Transcribe the entries below exactly; leave every image out.
◆ ◆ ◆ ◆
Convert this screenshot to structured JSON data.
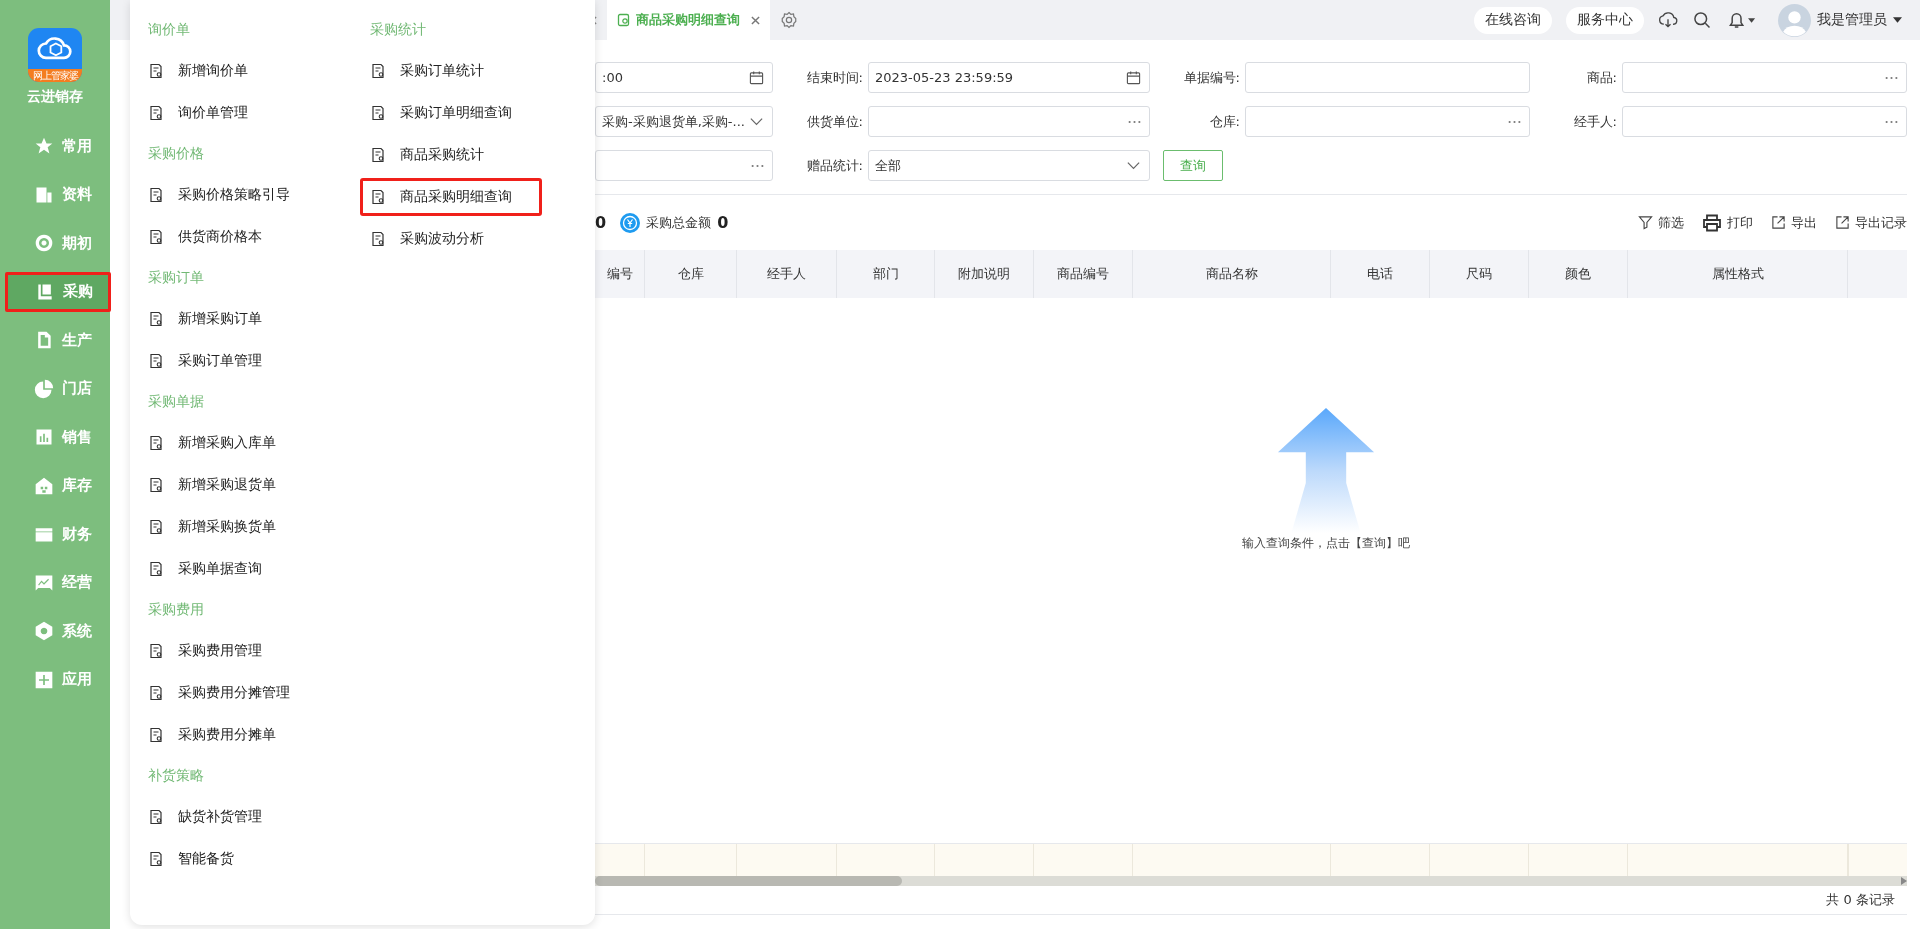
{
  "app": {
    "logo_badge": "网上管家婆",
    "name": "云进销存"
  },
  "nav": [
    {
      "label": "常用",
      "kind": "star",
      "selected": false,
      "highlighted": false
    },
    {
      "label": "资料",
      "kind": "doc",
      "selected": false,
      "highlighted": false
    },
    {
      "label": "期初",
      "kind": "target",
      "selected": false,
      "highlighted": false
    },
    {
      "label": "采购",
      "kind": "book",
      "selected": true,
      "highlighted": true
    },
    {
      "label": "生产",
      "kind": "file",
      "selected": false,
      "highlighted": false
    },
    {
      "label": "门店",
      "kind": "pie",
      "selected": false,
      "highlighted": false
    },
    {
      "label": "销售",
      "kind": "bars",
      "selected": false,
      "highlighted": false
    },
    {
      "label": "库存",
      "kind": "home",
      "selected": false,
      "highlighted": false
    },
    {
      "label": "财务",
      "kind": "wallet",
      "selected": false,
      "highlighted": false
    },
    {
      "label": "经营",
      "kind": "chart",
      "selected": false,
      "highlighted": false
    },
    {
      "label": "系统",
      "kind": "hex",
      "selected": false,
      "highlighted": false
    },
    {
      "label": "应用",
      "kind": "plus",
      "selected": false,
      "highlighted": false
    }
  ],
  "flyout": {
    "columns": [
      {
        "groups": [
          {
            "title": "询价单",
            "items": [
              {
                "label": "新增询价单",
                "highlighted": false
              },
              {
                "label": "询价单管理",
                "highlighted": false
              }
            ]
          },
          {
            "title": "采购价格",
            "items": [
              {
                "label": "采购价格策略引导",
                "highlighted": false
              },
              {
                "label": "供货商价格本",
                "highlighted": false
              }
            ]
          },
          {
            "title": "采购订单",
            "items": [
              {
                "label": "新增采购订单",
                "highlighted": false
              },
              {
                "label": "采购订单管理",
                "highlighted": false
              }
            ]
          },
          {
            "title": "采购单据",
            "items": [
              {
                "label": "新增采购入库单",
                "highlighted": false
              },
              {
                "label": "新增采购退货单",
                "highlighted": false
              },
              {
                "label": "新增采购换货单",
                "highlighted": false
              },
              {
                "label": "采购单据查询",
                "highlighted": false
              }
            ]
          },
          {
            "title": "采购费用",
            "items": [
              {
                "label": "采购费用管理",
                "highlighted": false
              },
              {
                "label": "采购费用分摊管理",
                "highlighted": false
              },
              {
                "label": "采购费用分摊单",
                "highlighted": false
              }
            ]
          },
          {
            "title": "补货策略",
            "items": [
              {
                "label": "缺货补货管理",
                "highlighted": false
              },
              {
                "label": "智能备货",
                "highlighted": false
              }
            ]
          }
        ]
      },
      {
        "groups": [
          {
            "title": "采购统计",
            "items": [
              {
                "label": "采购订单统计",
                "highlighted": false
              },
              {
                "label": "采购订单明细查询",
                "highlighted": false
              },
              {
                "label": "商品采购统计",
                "highlighted": false
              },
              {
                "label": "商品采购明细查询",
                "highlighted": true
              },
              {
                "label": "采购波动分析",
                "highlighted": false
              }
            ]
          }
        ]
      }
    ]
  },
  "tabs": [
    {
      "label": "商品采购明细查询",
      "selected": true
    }
  ],
  "header": {
    "buttons": [
      "在线咨询",
      "服务中心"
    ],
    "user": "我是管理员"
  },
  "filters": [
    {
      "kind": "date",
      "value": ":00"
    },
    {
      "kind": "date",
      "label": "结束时间:",
      "value": "2023-05-23 23:59:59"
    },
    {
      "kind": "text",
      "label": "单据编号:"
    },
    {
      "kind": "lookup",
      "label": "商品:"
    },
    {
      "kind": "select",
      "value": "采购-采购退货单,采购-..."
    },
    {
      "kind": "lookup",
      "label": "供货单位:"
    },
    {
      "kind": "lookup",
      "label": "仓库:"
    },
    {
      "kind": "lookup",
      "label": "经手人:"
    },
    {
      "kind": "lookup"
    },
    {
      "kind": "select",
      "label": "赠品统计:",
      "value": "全部"
    }
  ],
  "query_button": "查询",
  "summary": [
    {
      "value": "0"
    },
    {
      "label": "采购总金额",
      "value": "0"
    }
  ],
  "actions": [
    {
      "kind": "filter",
      "label": "筛选"
    },
    {
      "kind": "print",
      "label": "打印"
    },
    {
      "kind": "export",
      "label": "导出"
    },
    {
      "kind": "export",
      "label": "导出记录"
    }
  ],
  "table": {
    "columns": [
      "编号",
      "仓库",
      "经手人",
      "部门",
      "附加说明",
      "商品编号",
      "商品名称",
      "电话",
      "尺码",
      "颜色",
      "属性格式"
    ]
  },
  "empty_message": "输入查询条件，点击【查询】吧",
  "record_count": "共 0 条记录"
}
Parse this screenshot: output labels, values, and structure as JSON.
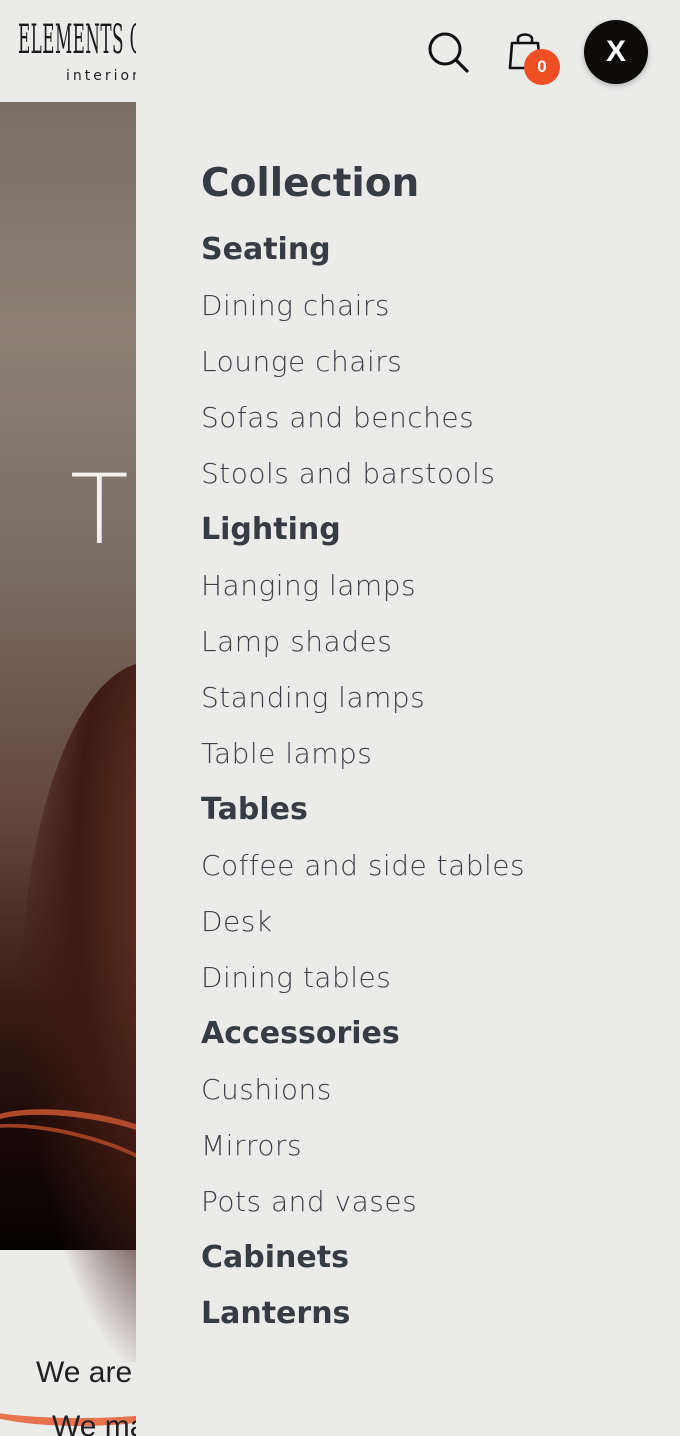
{
  "brand": {
    "logo_text": "ELEMENTS COLLECTION",
    "logo_sub": "interior"
  },
  "hero": {
    "title": "TI"
  },
  "intro": {
    "line1": "We are",
    "line2": "We ma"
  },
  "header": {
    "search_icon": "search-icon",
    "cart_icon": "shopping-bag-icon",
    "cart_count": "0",
    "close_label": "X"
  },
  "colors": {
    "badge": "#f04e23",
    "close_bg": "#0d0b0a",
    "drawer_bg": "#ebebea",
    "text": "#373b43"
  },
  "menu": {
    "title": "Collection",
    "groups": [
      {
        "title": "Seating",
        "items": [
          "Dining chairs",
          "Lounge chairs",
          "Sofas and benches",
          "Stools and barstools"
        ]
      },
      {
        "title": "Lighting",
        "items": [
          "Hanging lamps",
          "Lamp shades",
          "Standing lamps",
          "Table lamps"
        ]
      },
      {
        "title": "Tables",
        "items": [
          "Coffee and side tables",
          "Desk",
          "Dining tables"
        ]
      },
      {
        "title": "Accessories",
        "items": [
          "Cushions",
          "Mirrors",
          "Pots and vases"
        ]
      },
      {
        "title": "Cabinets",
        "items": []
      },
      {
        "title": "Lanterns",
        "items": []
      }
    ]
  }
}
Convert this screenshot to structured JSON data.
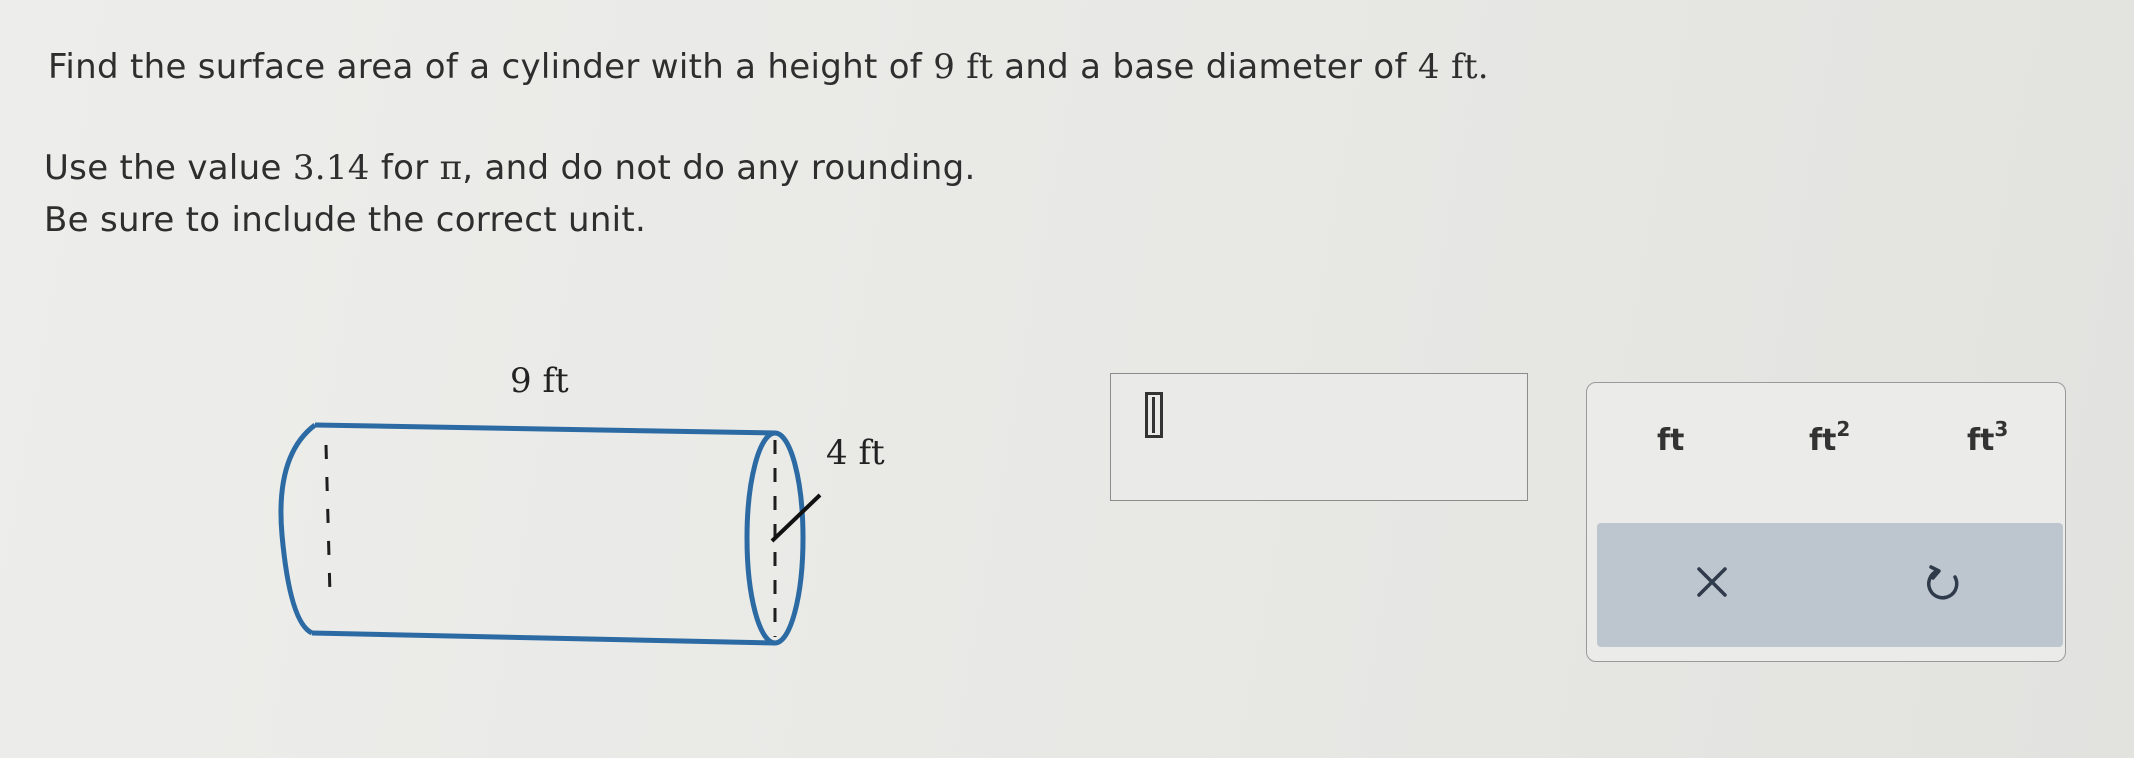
{
  "question": {
    "prefix": "Find the surface area of a cylinder with a height of ",
    "height_value": "9",
    "height_unit": "ft",
    "middle": " and a base diameter of ",
    "diameter_value": "4",
    "diameter_unit": "ft",
    "suffix": "."
  },
  "instructions": {
    "line1_prefix": "Use the value ",
    "pi_value": "3.14",
    "line1_middle": " for ",
    "pi_symbol": "π",
    "line1_suffix": ", and do not do any rounding.",
    "line2": "Be sure to include the correct unit."
  },
  "figure": {
    "height_label": "9 ft",
    "diameter_label": "4 ft"
  },
  "answer": {
    "value": ""
  },
  "units_panel": {
    "options": [
      {
        "base": "ft",
        "exponent": ""
      },
      {
        "base": "ft",
        "exponent": "2"
      },
      {
        "base": "ft",
        "exponent": "3"
      }
    ],
    "clear_icon": "x-icon",
    "undo_icon": "undo-icon"
  }
}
◆ ◆ ◆ ◆
◆ **WRITTEN RESPONSE**
Convert this screenshot to structured JSON data.
{
  "app": {
    "logo_badge": "网上管家婆",
    "name": "云进销存"
  },
  "nav": [
    {
      "label": "常用",
      "kind": "star",
      "selected": false,
      "highlighted": false
    },
    {
      "label": "资料",
      "kind": "doc",
      "selected": false,
      "highlighted": false
    },
    {
      "label": "期初",
      "kind": "target",
      "selected": false,
      "highlighted": false
    },
    {
      "label": "采购",
      "kind": "book",
      "selected": true,
      "highlighted": true
    },
    {
      "label": "生产",
      "kind": "file",
      "selected": false,
      "highlighted": false
    },
    {
      "label": "门店",
      "kind": "pie",
      "selected": false,
      "highlighted": false
    },
    {
      "label": "销售",
      "kind": "bars",
      "selected": false,
      "highlighted": false
    },
    {
      "label": "库存",
      "kind": "home",
      "selected": false,
      "highlighted": false
    },
    {
      "label": "财务",
      "kind": "wallet",
      "selected": false,
      "highlighted": false
    },
    {
      "label": "经营",
      "kind": "chart",
      "selected": false,
      "highlighted": false
    },
    {
      "label": "系统",
      "kind": "hex",
      "selected": false,
      "highlighted": false
    },
    {
      "label": "应用",
      "kind": "plus",
      "selected": false,
      "highlighted": false
    }
  ],
  "flyout": {
    "columns": [
      {
        "groups": [
          {
            "title": "询价单",
            "items": [
              {
                "label": "新增询价单",
                "highlighted": false
              },
              {
                "label": "询价单管理",
                "highlighted": false
              }
            ]
          },
          {
            "title": "采购价格",
            "items": [
              {
                "label": "采购价格策略引导",
                "highlighted": false
              },
              {
                "label": "供货商价格本",
                "highlighted": false
              }
            ]
          },
          {
            "title": "采购订单",
            "items": [
              {
                "label": "新增采购订单",
                "highlighted": false
              },
              {
                "label": "采购订单管理",
                "highlighted": false
              }
            ]
          },
          {
            "title": "采购单据",
            "items": [
              {
                "label": "新增采购入库单",
                "highlighted": false
              },
              {
                "label": "新增采购退货单",
                "highlighted": false
              },
              {
                "label": "新增采购换货单",
                "highlighted": false
              },
              {
                "label": "采购单据查询",
                "highlighted": false
              }
            ]
          },
          {
            "title": "采购费用",
            "items": [
              {
                "label": "采购费用管理",
                "highlighted": false
              },
              {
                "label": "采购费用分摊管理",
                "highlighted": false
              },
              {
                "label": "采购费用分摊单",
                "highlighted": false
              }
            ]
          },
          {
            "title": "补货策略",
            "items": [
              {
                "label": "缺货补货管理",
                "highlighted": false
              },
              {
                "label": "智能备货",
                "highlighted": false
              }
            ]
          }
        ]
      },
      {
        "groups": [
          {
            "title": "采购统计",
            "items": [
              {
                "label": "采购订单统计",
                "highlighted": false
              },
              {
                "label": "采购订单明细查询",
                "highlighted": false
              },
              {
                "label": "商品采购统计",
                "highlighted": false
              },
              {
                "label": "商品采购明细查询",
                "highlighted": true
              },
              {
                "label": "采购波动分析",
                "highlighted": false
              }
            ]
          }
        ]
      }
    ]
  },
  "tabs": [
    {
      "label": "商品采购明细查询",
      "selected": true
    }
  ],
  "header": {
    "buttons": [
      "在线咨询",
      "服务中心"
    ],
    "user": "我是管理员"
  },
  "filters": [
    {
      "kind": "date",
      "value": ":00"
    },
    {
      "kind": "date",
      "label": "结束时间:",
      "value": "2023-05-23 23:59:59"
    },
    {
      "kind": "text",
      "label": "单据编号:"
    },
    {
      "kind": "lookup",
      "label": "商品:"
    },
    {
      "kind": "select",
      "value": "采购-采购退货单,采购-..."
    },
    {
      "kind": "lookup",
      "label": "供货单位:"
    },
    {
      "kind": "lookup",
      "label": "仓库:"
    },
    {
      "kind": "lookup",
      "label": "经手人:"
    },
    {
      "kind": "lookup"
    },
    {
      "kind": "select",
      "label": "赠品统计:",
      "value": "全部"
    }
  ],
  "query_button": "查询",
  "summary": [
    {
      "value": "0"
    },
    {
      "label": "采购总金额",
      "value": "0"
    }
  ],
  "actions": [
    {
      "kind": "filter",
      "label": "筛选"
    },
    {
      "kind": "print",
      "label": "打印"
    },
    {
      "kind": "export",
      "label": "导出"
    },
    {
      "kind": "export",
      "label": "导出记录"
    }
  ],
  "table": {
    "columns": [
      "编号",
      "仓库",
      "经手人",
      "部门",
      "附加说明",
      "商品编号",
      "商品名称",
      "电话",
      "尺码",
      "颜色",
      "属性格式"
    ]
  },
  "empty_message": "输入查询条件，点击【查询】吧",
  "record_count": "共 0 条记录"
}
Parse this screenshot: output labels, values, and structure as JSON.
{
  "brand": {
    "logo_text": "ELEMENTS COLLECTION",
    "logo_sub": "interior"
  },
  "hero": {
    "title": "TI"
  },
  "intro": {
    "line1": "We are",
    "line2": "We ma"
  },
  "header": {
    "search_icon": "search-icon",
    "cart_icon": "shopping-bag-icon",
    "cart_count": "0",
    "close_label": "X"
  },
  "colors": {
    "badge": "#f04e23",
    "close_bg": "#0d0b0a",
    "drawer_bg": "#ebebea",
    "text": "#373b43"
  },
  "menu": {
    "title": "Collection",
    "groups": [
      {
        "title": "Seating",
        "items": [
          "Dining chairs",
          "Lounge chairs",
          "Sofas and benches",
          "Stools and barstools"
        ]
      },
      {
        "title": "Lighting",
        "items": [
          "Hanging lamps",
          "Lamp shades",
          "Standing lamps",
          "Table lamps"
        ]
      },
      {
        "title": "Tables",
        "items": [
          "Coffee and side tables",
          "Desk",
          "Dining tables"
        ]
      },
      {
        "title": "Accessories",
        "items": [
          "Cushions",
          "Mirrors",
          "Pots and vases"
        ]
      },
      {
        "title": "Cabinets",
        "items": []
      },
      {
        "title": "Lanterns",
        "items": []
      }
    ]
  }
}
Convert this screenshot to structured JSON data.
{
  "question": {
    "prefix": "Find the surface area of a cylinder with a height of ",
    "height_value": "9",
    "height_unit": "ft",
    "middle": " and a base diameter of ",
    "diameter_value": "4",
    "diameter_unit": "ft",
    "suffix": "."
  },
  "instructions": {
    "line1_prefix": "Use the value ",
    "pi_value": "3.14",
    "line1_middle": " for ",
    "pi_symbol": "π",
    "line1_suffix": ", and do not do any rounding.",
    "line2": "Be sure to include the correct unit."
  },
  "figure": {
    "height_label": "9 ft",
    "diameter_label": "4 ft"
  },
  "answer": {
    "value": ""
  },
  "units_panel": {
    "options": [
      {
        "base": "ft",
        "exponent": ""
      },
      {
        "base": "ft",
        "exponent": "2"
      },
      {
        "base": "ft",
        "exponent": "3"
      }
    ],
    "clear_icon": "x-icon",
    "undo_icon": "undo-icon"
  }
}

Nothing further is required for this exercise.